Dataset items:
begin
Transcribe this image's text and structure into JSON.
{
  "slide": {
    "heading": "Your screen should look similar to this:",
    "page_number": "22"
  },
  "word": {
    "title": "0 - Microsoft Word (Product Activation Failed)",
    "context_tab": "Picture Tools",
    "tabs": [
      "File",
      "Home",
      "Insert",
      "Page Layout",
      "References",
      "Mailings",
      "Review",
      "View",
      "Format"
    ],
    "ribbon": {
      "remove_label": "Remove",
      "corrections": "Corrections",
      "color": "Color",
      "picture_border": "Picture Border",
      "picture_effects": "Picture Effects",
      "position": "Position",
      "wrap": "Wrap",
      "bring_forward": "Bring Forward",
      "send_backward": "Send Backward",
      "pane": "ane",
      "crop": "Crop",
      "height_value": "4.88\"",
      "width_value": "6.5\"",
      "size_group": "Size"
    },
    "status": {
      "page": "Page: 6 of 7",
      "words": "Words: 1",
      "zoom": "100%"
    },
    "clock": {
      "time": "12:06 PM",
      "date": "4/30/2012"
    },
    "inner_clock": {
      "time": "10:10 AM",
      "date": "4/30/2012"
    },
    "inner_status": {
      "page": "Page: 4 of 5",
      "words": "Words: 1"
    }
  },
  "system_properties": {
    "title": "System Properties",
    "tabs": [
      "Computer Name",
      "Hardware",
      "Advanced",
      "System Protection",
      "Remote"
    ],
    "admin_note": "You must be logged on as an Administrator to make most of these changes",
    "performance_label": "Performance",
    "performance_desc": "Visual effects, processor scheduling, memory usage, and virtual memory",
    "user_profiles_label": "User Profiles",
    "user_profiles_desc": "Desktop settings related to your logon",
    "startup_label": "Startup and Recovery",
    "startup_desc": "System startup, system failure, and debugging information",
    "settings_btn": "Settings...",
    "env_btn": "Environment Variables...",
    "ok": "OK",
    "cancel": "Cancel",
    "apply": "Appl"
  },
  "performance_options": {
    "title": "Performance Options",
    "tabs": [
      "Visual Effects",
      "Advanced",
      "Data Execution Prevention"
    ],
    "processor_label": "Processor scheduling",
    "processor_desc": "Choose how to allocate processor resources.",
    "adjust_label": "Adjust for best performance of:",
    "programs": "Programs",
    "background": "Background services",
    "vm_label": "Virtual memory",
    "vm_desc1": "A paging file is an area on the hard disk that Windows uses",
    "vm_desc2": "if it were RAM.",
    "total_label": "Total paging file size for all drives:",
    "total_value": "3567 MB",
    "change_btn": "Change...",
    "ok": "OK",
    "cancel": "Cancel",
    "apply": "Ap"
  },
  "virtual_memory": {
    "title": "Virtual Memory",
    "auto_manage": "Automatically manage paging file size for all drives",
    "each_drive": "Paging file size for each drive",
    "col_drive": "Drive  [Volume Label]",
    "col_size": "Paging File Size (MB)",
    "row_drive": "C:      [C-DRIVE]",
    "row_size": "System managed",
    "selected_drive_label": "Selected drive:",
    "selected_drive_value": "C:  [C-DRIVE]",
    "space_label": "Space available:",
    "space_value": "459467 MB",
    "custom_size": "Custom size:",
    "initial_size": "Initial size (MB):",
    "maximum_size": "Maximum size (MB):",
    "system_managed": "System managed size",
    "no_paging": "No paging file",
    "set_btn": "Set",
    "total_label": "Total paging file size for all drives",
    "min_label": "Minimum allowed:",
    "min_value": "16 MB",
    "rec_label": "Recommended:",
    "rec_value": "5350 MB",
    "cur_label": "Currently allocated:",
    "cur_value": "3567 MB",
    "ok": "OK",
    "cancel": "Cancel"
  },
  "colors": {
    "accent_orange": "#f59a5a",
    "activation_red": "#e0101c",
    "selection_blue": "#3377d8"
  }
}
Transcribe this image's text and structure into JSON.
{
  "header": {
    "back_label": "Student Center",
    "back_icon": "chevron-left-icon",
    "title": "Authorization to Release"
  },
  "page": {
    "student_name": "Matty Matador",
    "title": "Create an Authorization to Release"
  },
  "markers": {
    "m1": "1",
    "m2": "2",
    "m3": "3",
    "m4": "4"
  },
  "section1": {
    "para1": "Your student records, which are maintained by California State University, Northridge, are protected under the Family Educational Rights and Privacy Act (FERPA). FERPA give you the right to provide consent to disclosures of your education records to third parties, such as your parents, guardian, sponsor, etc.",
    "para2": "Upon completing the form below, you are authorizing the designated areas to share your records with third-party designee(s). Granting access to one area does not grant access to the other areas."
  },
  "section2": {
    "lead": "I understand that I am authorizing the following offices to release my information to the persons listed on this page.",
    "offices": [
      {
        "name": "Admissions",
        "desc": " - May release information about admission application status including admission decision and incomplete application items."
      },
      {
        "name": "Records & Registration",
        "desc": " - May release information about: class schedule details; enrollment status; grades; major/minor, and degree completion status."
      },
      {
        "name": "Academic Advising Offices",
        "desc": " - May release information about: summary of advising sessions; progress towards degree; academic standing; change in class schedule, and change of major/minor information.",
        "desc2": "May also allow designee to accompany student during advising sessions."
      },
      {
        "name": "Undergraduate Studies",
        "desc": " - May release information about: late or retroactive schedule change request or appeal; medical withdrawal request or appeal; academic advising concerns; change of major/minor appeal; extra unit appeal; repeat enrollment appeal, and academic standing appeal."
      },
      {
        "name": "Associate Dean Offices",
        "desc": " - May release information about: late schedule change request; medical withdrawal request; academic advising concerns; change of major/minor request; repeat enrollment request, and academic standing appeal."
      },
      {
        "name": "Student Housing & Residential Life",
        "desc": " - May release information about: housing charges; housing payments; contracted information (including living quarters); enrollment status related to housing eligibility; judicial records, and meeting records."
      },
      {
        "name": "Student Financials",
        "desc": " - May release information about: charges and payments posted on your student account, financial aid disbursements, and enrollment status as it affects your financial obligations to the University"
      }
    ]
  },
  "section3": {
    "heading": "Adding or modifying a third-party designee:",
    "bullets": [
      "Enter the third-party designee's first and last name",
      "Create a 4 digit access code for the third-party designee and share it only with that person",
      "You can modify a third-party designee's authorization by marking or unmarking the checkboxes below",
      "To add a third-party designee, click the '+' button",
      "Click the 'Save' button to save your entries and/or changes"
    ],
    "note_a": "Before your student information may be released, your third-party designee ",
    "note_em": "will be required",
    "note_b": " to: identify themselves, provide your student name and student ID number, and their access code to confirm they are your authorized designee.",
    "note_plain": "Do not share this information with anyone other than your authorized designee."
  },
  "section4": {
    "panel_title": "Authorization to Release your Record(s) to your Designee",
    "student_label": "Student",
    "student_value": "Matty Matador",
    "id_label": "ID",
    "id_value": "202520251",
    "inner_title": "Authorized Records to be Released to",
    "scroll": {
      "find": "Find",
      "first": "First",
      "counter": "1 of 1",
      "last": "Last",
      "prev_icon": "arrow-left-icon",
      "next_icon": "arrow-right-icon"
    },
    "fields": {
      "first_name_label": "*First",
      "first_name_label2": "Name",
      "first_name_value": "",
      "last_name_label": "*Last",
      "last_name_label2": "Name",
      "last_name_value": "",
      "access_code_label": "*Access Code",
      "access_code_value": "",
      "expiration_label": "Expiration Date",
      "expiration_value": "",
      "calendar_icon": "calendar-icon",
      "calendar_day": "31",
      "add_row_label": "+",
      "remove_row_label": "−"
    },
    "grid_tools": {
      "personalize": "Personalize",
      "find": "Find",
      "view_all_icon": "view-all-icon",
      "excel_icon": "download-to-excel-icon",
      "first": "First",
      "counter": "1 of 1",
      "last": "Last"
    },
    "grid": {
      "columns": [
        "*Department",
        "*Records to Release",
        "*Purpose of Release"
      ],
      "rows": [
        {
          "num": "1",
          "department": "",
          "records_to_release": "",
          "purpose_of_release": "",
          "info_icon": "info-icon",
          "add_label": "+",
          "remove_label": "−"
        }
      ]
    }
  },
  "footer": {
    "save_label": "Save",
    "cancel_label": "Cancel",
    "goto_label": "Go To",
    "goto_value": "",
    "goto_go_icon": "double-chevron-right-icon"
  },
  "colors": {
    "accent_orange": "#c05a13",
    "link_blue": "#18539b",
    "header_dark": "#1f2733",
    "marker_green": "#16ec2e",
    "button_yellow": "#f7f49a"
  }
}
end
Task to carry out:
Set out every line from the material that contains the string "related".

Correct result:
    "user_profiles_desc": "Desktop settings related to your logon",
        "desc": " - May release information about: housing charges; housing payments; contracted information (including living quarters); enrollment status related to housing eligibility; judicial records, and meeting records."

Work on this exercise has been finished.